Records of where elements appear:
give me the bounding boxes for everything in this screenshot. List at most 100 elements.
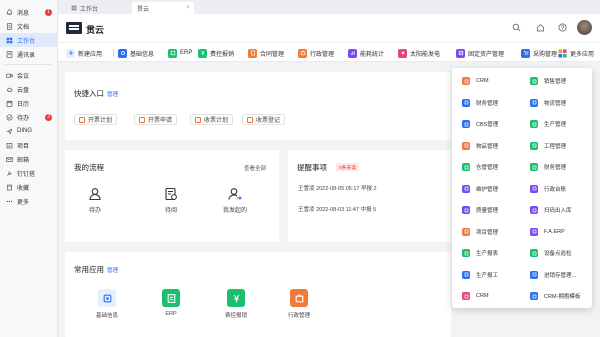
popup-app-item[interactable]: 项目管理: [462, 227, 498, 237]
common-app-erp[interactable]: ERP: [151, 289, 191, 317]
popup-app-item[interactable]: CRM-拥抱模板: [530, 291, 580, 301]
popup-app-item[interactable]: CBS管理: [462, 119, 498, 129]
user-arrow-icon: [228, 188, 242, 200]
card-title: 提醒事项: [297, 163, 327, 172]
avatar[interactable]: [577, 20, 592, 35]
app-icon: [462, 141, 470, 150]
popup-app-label: 行政台账: [544, 186, 567, 193]
popup-app-item[interactable]: 生产报表: [462, 248, 498, 258]
app-basic-info[interactable]: 基础信息: [118, 48, 154, 58]
popup-app-label: 物品管理: [476, 143, 499, 150]
todo-badge: 3: [45, 113, 52, 121]
manage-link[interactable]: 管理: [107, 92, 118, 98]
popup-app-item[interactable]: 财务管理: [530, 162, 566, 172]
reminder-row[interactable]: 王雪凌 2022-08-03 11:47 中报 5: [298, 205, 376, 213]
common-app-label: 基础信息: [95, 313, 118, 319]
tab-guanyun[interactable]: 贯云 ×: [132, 2, 194, 14]
gear-icon: [118, 48, 127, 58]
popup-app-item[interactable]: 行政台账: [530, 184, 566, 194]
sidebar-item-project[interactable]: 项目: [0, 138, 57, 152]
app-label: 合同管理: [260, 51, 285, 58]
common-app-admin[interactable]: 行政管理: [279, 289, 319, 319]
popup-app-item[interactable]: CRM: [462, 76, 489, 86]
app-icon: [462, 98, 470, 107]
app-more[interactable]: 更多应用: [558, 48, 594, 58]
popup-app-item[interactable]: 生产管理: [530, 119, 566, 129]
popup-app-item[interactable]: 扫码出入库: [530, 205, 572, 215]
close-icon[interactable]: ×: [186, 5, 190, 11]
sidebar-item-workbench[interactable]: 工作台: [0, 33, 57, 47]
sidebar-item-label: 会议: [17, 73, 30, 80]
sidebar-item-ding[interactable]: DING: [0, 124, 57, 138]
popup-app-item[interactable]: 物流管理: [530, 98, 566, 108]
popup-app-item[interactable]: CRM: [462, 291, 489, 301]
popup-app-item[interactable]: 质量管理: [462, 205, 498, 215]
app-contract[interactable]: 合同管理: [248, 48, 284, 58]
flow-to-read[interactable]: 待阅: [151, 187, 191, 214]
sidebar-item-contacts[interactable]: 通讯录: [0, 47, 57, 61]
card-title-text: 快捷入口: [74, 89, 104, 98]
reminder-row[interactable]: 王雪凌 2022-08-05 05:17 早报 2: [298, 184, 377, 192]
app-new[interactable]: 新建应用: [66, 48, 102, 58]
app-solar[interactable]: 太阳能发电: [398, 48, 440, 58]
sidebar-item-label: 钉钉搭: [17, 171, 36, 178]
quick-item[interactable]: 开票计划: [74, 114, 118, 125]
quick-item[interactable]: 收票计划: [190, 114, 234, 125]
popup-app-item[interactable]: 工程管理: [530, 141, 566, 151]
sidebar-item-calendar[interactable]: 日历: [0, 96, 57, 110]
quick-item-label: 收票计划: [204, 118, 229, 124]
popup-app-item[interactable]: 仓管管理: [462, 162, 498, 172]
sidebar-item-builder[interactable]: 钉钉搭: [0, 166, 57, 180]
app-purchase[interactable]: 采购管理: [521, 48, 557, 58]
sidebar-item-messages[interactable]: 消息 1: [0, 5, 57, 19]
common-app-label: ERP: [165, 311, 177, 317]
quick-item-label: 开票计划: [88, 118, 113, 124]
sidebar-item-favorites[interactable]: 收藏: [0, 180, 57, 194]
reminder-card: 提醒事项: [288, 150, 451, 242]
common-app-expense[interactable]: 费控报销: [216, 289, 256, 319]
common-app-basic-info[interactable]: 基础信息: [87, 289, 127, 319]
search-icon[interactable]: [512, 23, 521, 32]
sidebar-item-label: 文档: [17, 24, 30, 31]
app-erp[interactable]: ERP: [168, 48, 192, 58]
popup-app-item[interactable]: 维护管理: [462, 184, 498, 194]
app-expense[interactable]: 费控报销: [198, 48, 234, 58]
flow-initiated[interactable]: 我发起的: [215, 187, 255, 214]
app-icon: [530, 184, 538, 193]
app-energy[interactable]: 能耗统计: [348, 48, 384, 58]
common-app-label: 行政管理: [287, 313, 310, 319]
help-icon[interactable]: [558, 23, 567, 32]
popup-app-label: 项目管理: [476, 229, 499, 236]
flow-label: 待办: [88, 208, 101, 214]
sidebar-item-todo[interactable]: 待办 3: [0, 110, 57, 124]
app-admin[interactable]: 行政管理: [298, 48, 334, 58]
home-icon[interactable]: [536, 23, 545, 32]
quick-item[interactable]: 开票申请: [134, 114, 178, 125]
sidebar-item-cloud[interactable]: 云盘: [0, 82, 57, 96]
popup-app-item[interactable]: 生产报工: [462, 270, 498, 280]
view-all-link[interactable]: 查看全部: [244, 164, 266, 172]
popup-app-item[interactable]: 财务管理: [462, 98, 498, 108]
popup-app-item[interactable]: 物品管理: [462, 141, 498, 151]
quick-item[interactable]: 收票登记: [242, 114, 286, 125]
admin-icon: [298, 48, 307, 58]
sidebar-item-mail[interactable]: 邮箱: [0, 152, 57, 166]
popup-app-item[interactable]: 设备点巡检: [530, 248, 572, 258]
app-icon: [462, 292, 470, 300]
sidebar-item-meeting[interactable]: 会议: [0, 68, 57, 82]
popup-app-item[interactable]: 销售管理: [530, 76, 566, 86]
flow-todo[interactable]: 待办: [75, 187, 115, 214]
star-icon: [6, 184, 13, 191]
app-fixed-assets[interactable]: 固定资产管理: [456, 48, 504, 58]
popup-app-label: 生产报表: [476, 251, 499, 257]
popup-app-label: 仓管管理: [476, 165, 499, 171]
manage-link[interactable]: 管理: [107, 268, 118, 274]
popup-app-item[interactable]: F.A.ERP: [530, 227, 565, 237]
popup-app-item[interactable]: 进销存管理...: [530, 270, 576, 280]
tab-workbench[interactable]: 工作台: [66, 2, 128, 14]
sidebar-item-more[interactable]: 更多: [0, 194, 57, 208]
sidebar-item-docs[interactable]: 文档: [0, 19, 57, 33]
sidebar-item-label: DING: [17, 128, 32, 134]
energy-icon: [348, 48, 357, 58]
sidebar-item-label: 通讯录: [17, 52, 36, 59]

[REQUIREMENT] Can you rewrite all of these lines with every "popup-app-item" renamed to "popup-app-entry", changing nothing else and leaving the pictures out?

[TASK ANSWER]
give me the bounding boxes for everything in this screenshot. List at most 100 elements.
popup-app-entry[interactable]: 项目管理: [462, 227, 498, 237]
common-app-erp[interactable]: ERP: [151, 289, 191, 317]
popup-app-entry[interactable]: CRM-拥抱模板: [530, 291, 580, 301]
popup-app-entry[interactable]: CBS管理: [462, 119, 498, 129]
user-arrow-icon: [228, 188, 242, 200]
card-title: 提醒事项: [297, 163, 327, 172]
avatar[interactable]: [577, 20, 592, 35]
app-icon: [462, 141, 470, 150]
popup-app-label: 行政台账: [544, 186, 567, 193]
popup-app-entry[interactable]: 生产报表: [462, 248, 498, 258]
app-basic-info[interactable]: 基础信息: [118, 48, 154, 58]
popup-app-label: 物品管理: [476, 143, 499, 150]
todo-badge: 3: [45, 113, 52, 121]
manage-link[interactable]: 管理: [107, 92, 118, 98]
popup-app-entry[interactable]: 财务管理: [530, 162, 566, 172]
reminder-row[interactable]: 王雪凌 2022-08-03 11:47 中报 5: [298, 205, 376, 213]
common-app-label: 基础信息: [95, 313, 118, 319]
tab-guanyun[interactable]: 贯云 ×: [132, 2, 194, 14]
gear-icon: [118, 48, 127, 58]
popup-app-entry[interactable]: 行政台账: [530, 184, 566, 194]
sidebar-item-project[interactable]: 项目: [0, 138, 57, 152]
app-label: 合同管理: [260, 51, 285, 58]
common-app-admin[interactable]: 行政管理: [279, 289, 319, 319]
popup-app-entry[interactable]: CRM: [462, 76, 489, 86]
app-icon: [462, 98, 470, 107]
app-more[interactable]: 更多应用: [558, 48, 594, 58]
popup-app-entry[interactable]: 生产管理: [530, 119, 566, 129]
popup-app-entry[interactable]: 扫码出入库: [530, 205, 572, 215]
close-icon[interactable]: ×: [186, 5, 190, 11]
sidebar-item-workbench[interactable]: 工作台: [0, 33, 57, 47]
sidebar-item-label: 会议: [17, 73, 30, 80]
sidebar-item-ding[interactable]: DING: [0, 124, 57, 138]
popup-app-entry[interactable]: 物流管理: [530, 98, 566, 108]
popup-app-entry[interactable]: CRM: [462, 291, 489, 301]
popup-app-entry[interactable]: 质量管理: [462, 205, 498, 215]
app-contract[interactable]: 合同管理: [248, 48, 284, 58]
flow-to-read[interactable]: 待阅: [151, 187, 191, 214]
sidebar-item-contacts[interactable]: 通讯录: [0, 47, 57, 61]
card-title-text: 快捷入口: [74, 89, 104, 98]
reminder-row[interactable]: 王雪凌 2022-08-05 05:17 早报 2: [298, 184, 377, 192]
app-new[interactable]: 新建应用: [66, 48, 102, 58]
app-solar[interactable]: 太阳能发电: [398, 48, 440, 58]
sidebar-item-label: 钉钉搭: [17, 171, 36, 178]
quick-item[interactable]: 开票计划: [74, 114, 118, 125]
quick-item[interactable]: 收票计划: [190, 114, 234, 125]
popup-app-entry[interactable]: 工程管理: [530, 141, 566, 151]
sidebar-item-calendar[interactable]: 日历: [0, 96, 57, 110]
quick-item-label: 收票计划: [204, 118, 229, 124]
popup-app-entry[interactable]: 仓管管理: [462, 162, 498, 172]
sidebar-item-builder[interactable]: 钉钉搭: [0, 166, 57, 180]
app-purchase[interactable]: 采购管理: [521, 48, 557, 58]
sidebar-item-messages[interactable]: 消息 1: [0, 5, 57, 19]
common-app-label: ERP: [165, 311, 177, 317]
quick-item-label: 开票计划: [88, 118, 113, 124]
sidebar-item-favorites[interactable]: 收藏: [0, 180, 57, 194]
reminder-card: 提醒事项: [288, 150, 451, 242]
common-app-expense[interactable]: 费控报销: [216, 289, 256, 319]
common-app-basic-info[interactable]: 基础信息: [87, 289, 127, 319]
search-icon[interactable]: [512, 23, 521, 32]
sidebar-item-label: 文档: [17, 24, 30, 31]
app-erp[interactable]: ERP: [168, 48, 192, 58]
popup-app-entry[interactable]: 维护管理: [462, 184, 498, 194]
app-expense[interactable]: 费控报销: [198, 48, 234, 58]
flow-initiated[interactable]: 我发起的: [215, 187, 255, 214]
app-icon: [530, 184, 538, 193]
app-energy[interactable]: 能耗统计: [348, 48, 384, 58]
common-app-label: 行政管理: [287, 313, 310, 319]
help-icon[interactable]: [558, 23, 567, 32]
popup-app-label: 项目管理: [476, 229, 499, 236]
flow-label: 待办: [88, 208, 101, 214]
sidebar-item-todo[interactable]: 待办 3: [0, 110, 57, 124]
app-admin[interactable]: 行政管理: [298, 48, 334, 58]
home-icon[interactable]: [536, 23, 545, 32]
quick-item[interactable]: 开票申请: [134, 114, 178, 125]
sidebar-item-cloud[interactable]: 云盘: [0, 82, 57, 96]
popup-app-entry[interactable]: 生产报工: [462, 270, 498, 280]
view-all-link[interactable]: 查看全部: [244, 164, 266, 172]
popup-app-entry[interactable]: 财务管理: [462, 98, 498, 108]
popup-app-entry[interactable]: 物品管理: [462, 141, 498, 151]
quick-item[interactable]: 收票登记: [242, 114, 286, 125]
admin-icon: [298, 48, 307, 58]
sidebar-item-mail[interactable]: 邮箱: [0, 152, 57, 166]
popup-app-entry[interactable]: 设备点巡检: [530, 248, 572, 258]
app-icon: [462, 292, 470, 300]
sidebar-item-meeting[interactable]: 会议: [0, 68, 57, 82]
popup-app-entry[interactable]: 销售管理: [530, 76, 566, 86]
flow-todo[interactable]: 待办: [75, 187, 115, 214]
star-icon: [6, 184, 13, 191]
app-fixed-assets[interactable]: 固定资产管理: [456, 48, 504, 58]
popup-app-label: 生产报表: [476, 251, 499, 257]
popup-app-label: 仓管管理: [476, 165, 499, 171]
manage-link[interactable]: 管理: [107, 268, 118, 274]
popup-app-entry[interactable]: F.A.ERP: [530, 227, 565, 237]
popup-app-entry[interactable]: 进销存管理...: [530, 270, 576, 280]
tab-workbench[interactable]: 工作台: [66, 2, 128, 14]
sidebar-item-more[interactable]: 更多: [0, 194, 57, 208]
sidebar-item-docs[interactable]: 文档: [0, 19, 57, 33]
sidebar-item-label: DING: [17, 128, 32, 134]
energy-icon: [348, 48, 357, 58]
sidebar-item-label: 通讯录: [17, 52, 36, 59]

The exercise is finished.